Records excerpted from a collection
◆ ◆ ◆

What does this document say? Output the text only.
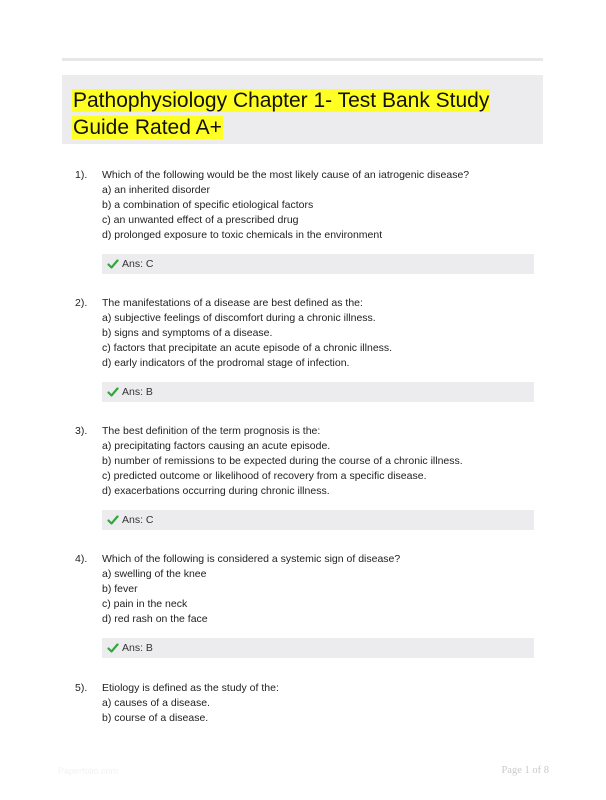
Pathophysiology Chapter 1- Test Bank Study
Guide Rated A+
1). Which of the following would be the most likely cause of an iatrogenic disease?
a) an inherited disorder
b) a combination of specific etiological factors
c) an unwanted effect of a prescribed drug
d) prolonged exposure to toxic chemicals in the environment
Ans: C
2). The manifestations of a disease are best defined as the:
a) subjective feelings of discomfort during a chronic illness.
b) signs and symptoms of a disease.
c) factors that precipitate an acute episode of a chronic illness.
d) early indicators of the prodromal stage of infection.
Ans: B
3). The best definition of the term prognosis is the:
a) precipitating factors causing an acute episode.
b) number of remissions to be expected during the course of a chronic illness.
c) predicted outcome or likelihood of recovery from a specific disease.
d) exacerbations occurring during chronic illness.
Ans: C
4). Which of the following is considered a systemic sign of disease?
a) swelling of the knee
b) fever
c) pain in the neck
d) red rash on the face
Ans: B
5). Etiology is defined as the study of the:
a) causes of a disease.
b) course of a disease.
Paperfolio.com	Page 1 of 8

◆ ◆ ◆

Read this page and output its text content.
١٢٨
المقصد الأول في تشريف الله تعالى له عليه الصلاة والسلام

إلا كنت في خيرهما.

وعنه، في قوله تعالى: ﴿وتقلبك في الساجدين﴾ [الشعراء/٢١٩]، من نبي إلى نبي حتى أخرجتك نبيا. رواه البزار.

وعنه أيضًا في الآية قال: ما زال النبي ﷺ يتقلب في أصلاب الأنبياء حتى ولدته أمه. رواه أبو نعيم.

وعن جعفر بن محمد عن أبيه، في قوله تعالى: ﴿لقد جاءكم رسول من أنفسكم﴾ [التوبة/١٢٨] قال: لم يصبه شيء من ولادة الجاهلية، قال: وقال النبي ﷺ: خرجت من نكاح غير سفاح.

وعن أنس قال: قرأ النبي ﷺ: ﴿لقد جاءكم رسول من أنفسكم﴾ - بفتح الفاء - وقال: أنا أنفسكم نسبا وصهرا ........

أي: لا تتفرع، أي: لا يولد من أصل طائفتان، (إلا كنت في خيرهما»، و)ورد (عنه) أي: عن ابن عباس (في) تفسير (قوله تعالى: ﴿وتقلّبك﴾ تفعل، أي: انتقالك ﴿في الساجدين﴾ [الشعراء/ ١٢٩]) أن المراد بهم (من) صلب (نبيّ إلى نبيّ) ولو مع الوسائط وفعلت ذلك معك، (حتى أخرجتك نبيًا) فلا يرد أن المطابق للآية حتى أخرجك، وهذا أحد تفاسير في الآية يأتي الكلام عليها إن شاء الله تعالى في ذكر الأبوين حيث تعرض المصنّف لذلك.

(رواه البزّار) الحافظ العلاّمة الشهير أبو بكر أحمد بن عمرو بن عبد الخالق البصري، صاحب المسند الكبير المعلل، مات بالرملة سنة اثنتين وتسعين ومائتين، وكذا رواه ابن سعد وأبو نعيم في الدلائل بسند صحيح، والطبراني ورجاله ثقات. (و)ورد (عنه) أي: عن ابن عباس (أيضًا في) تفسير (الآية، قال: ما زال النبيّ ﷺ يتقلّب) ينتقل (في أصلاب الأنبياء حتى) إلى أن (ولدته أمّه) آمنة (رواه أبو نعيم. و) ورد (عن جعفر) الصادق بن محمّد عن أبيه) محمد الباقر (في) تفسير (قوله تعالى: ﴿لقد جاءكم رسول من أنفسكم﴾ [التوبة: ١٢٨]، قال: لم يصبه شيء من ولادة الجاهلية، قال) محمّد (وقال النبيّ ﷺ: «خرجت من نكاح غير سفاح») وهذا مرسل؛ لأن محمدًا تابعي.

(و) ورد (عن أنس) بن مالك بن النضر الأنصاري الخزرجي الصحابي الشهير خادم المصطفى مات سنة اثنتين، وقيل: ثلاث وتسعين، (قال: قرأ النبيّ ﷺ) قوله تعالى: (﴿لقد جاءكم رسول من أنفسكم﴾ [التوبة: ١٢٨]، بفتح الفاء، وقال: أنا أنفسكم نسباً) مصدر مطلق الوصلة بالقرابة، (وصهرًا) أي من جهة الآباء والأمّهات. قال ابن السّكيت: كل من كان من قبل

◆ ◆ ◆

> **WRITTEN REQUEST**
Copy all lines in the listing above where the string "نسبا" appears.

> **SOLUTION**
وعن أنس قال: قرأ النبي ﷺ: ﴿لقد جاءكم رسول من أنفسكم﴾ - بفتح الفاء - وقال: أنا أنفسكم نسبا وصهرا ........
(و) ورد (عن أنس) بن مالك بن النضر الأنصاري الخزرجي الصحابي الشهير خادم المصطفى مات سنة اثنتين، وقيل: ثلاث وتسعين، (قال: قرأ النبيّ ﷺ) قوله تعالى: (﴿لقد جاءكم رسول من أنفسكم﴾ [التوبة: ١٢٨]، بفتح الفاء، وقال: أنا أنفسكم نسباً) مصدر مطلق الوصلة بالقرابة، (وصهرًا) أي من جهة الآباء والأمّهات. قال ابن السّكيت: كل من كان من قبل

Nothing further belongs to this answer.